## Problem to solve
Extract the listing in its entirety, keeping each line identical to the original.

## Exercise input
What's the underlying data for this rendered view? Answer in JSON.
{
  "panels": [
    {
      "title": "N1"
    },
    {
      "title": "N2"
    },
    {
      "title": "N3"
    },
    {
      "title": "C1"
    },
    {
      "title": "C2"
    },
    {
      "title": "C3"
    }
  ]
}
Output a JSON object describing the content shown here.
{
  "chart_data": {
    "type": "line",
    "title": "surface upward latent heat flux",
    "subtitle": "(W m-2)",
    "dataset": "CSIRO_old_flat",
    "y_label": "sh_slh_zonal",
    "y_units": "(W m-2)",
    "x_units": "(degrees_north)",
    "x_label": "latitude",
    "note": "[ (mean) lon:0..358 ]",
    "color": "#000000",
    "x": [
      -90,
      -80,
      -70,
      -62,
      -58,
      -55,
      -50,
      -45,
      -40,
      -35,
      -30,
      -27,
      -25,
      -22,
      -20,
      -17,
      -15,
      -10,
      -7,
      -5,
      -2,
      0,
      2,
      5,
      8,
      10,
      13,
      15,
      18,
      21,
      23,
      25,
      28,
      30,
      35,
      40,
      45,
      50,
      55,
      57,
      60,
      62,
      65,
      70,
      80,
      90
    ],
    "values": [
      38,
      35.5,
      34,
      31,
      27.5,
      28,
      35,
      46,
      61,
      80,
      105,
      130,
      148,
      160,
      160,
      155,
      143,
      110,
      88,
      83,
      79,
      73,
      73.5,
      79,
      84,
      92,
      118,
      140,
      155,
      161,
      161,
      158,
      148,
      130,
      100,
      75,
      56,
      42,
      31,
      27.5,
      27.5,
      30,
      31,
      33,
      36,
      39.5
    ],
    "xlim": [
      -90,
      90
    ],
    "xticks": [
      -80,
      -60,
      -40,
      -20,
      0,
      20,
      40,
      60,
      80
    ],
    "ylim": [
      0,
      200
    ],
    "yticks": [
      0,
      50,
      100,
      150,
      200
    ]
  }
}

## The reply
What's the underlying data for this rendered view? Answer in JSON.
{
  "panels": [
    {
      "title": "N1"
    },
    {
      "title": "N2"
    },
    {
      "title": "N3"
    },
    {
      "title": "C1"
    },
    {
      "title": "C2"
    },
    {
      "title": "C3"
    }
  ]
}
Output a JSON object describing the content shown here.
{
  "chart_data": {
    "type": "line",
    "title": "surface upward latent heat flux",
    "subtitle": "(W m-2)",
    "dataset": "CSIRO_old_flat",
    "y_label": "sh_slh_zonal",
    "y_units": "(W m-2)",
    "x_units": "(degrees_north)",
    "x_label": "latitude",
    "note": "[ (mean) lon:0..358 ]",
    "color": "#000000",
    "x": [
      -90,
      -80,
      -70,
      -62,
      -58,
      -55,
      -50,
      -45,
      -40,
      -35,
      -30,
      -27,
      -25,
      -22,
      -20,
      -17,
      -15,
      -10,
      -7,
      -5,
      -2,
      0,
      2,
      5,
      8,
      10,
      13,
      15,
      18,
      21,
      23,
      25,
      28,
      30,
      35,
      40,
      45,
      50,
      55,
      57,
      60,
      62,
      65,
      70,
      80,
      90
    ],
    "values": [
      38,
      35.5,
      34,
      31,
      27.5,
      28,
      35,
      46,
      61,
      80,
      105,
      130,
      148,
      160,
      160,
      155,
      143,
      110,
      88,
      83,
      79,
      73,
      73.5,
      79,
      84,
      92,
      118,
      140,
      155,
      161,
      161,
      158,
      148,
      130,
      100,
      75,
      56,
      42,
      31,
      27.5,
      27.5,
      30,
      31,
      33,
      36,
      39.5
    ],
    "xlim": [
      -90,
      90
    ],
    "xticks": [
      -80,
      -60,
      -40,
      -20,
      0,
      20,
      40,
      60,
      80
    ],
    "ylim": [
      0,
      200
    ],
    "yticks": [
      0,
      50,
      100,
      150,
      200
    ]
  }
}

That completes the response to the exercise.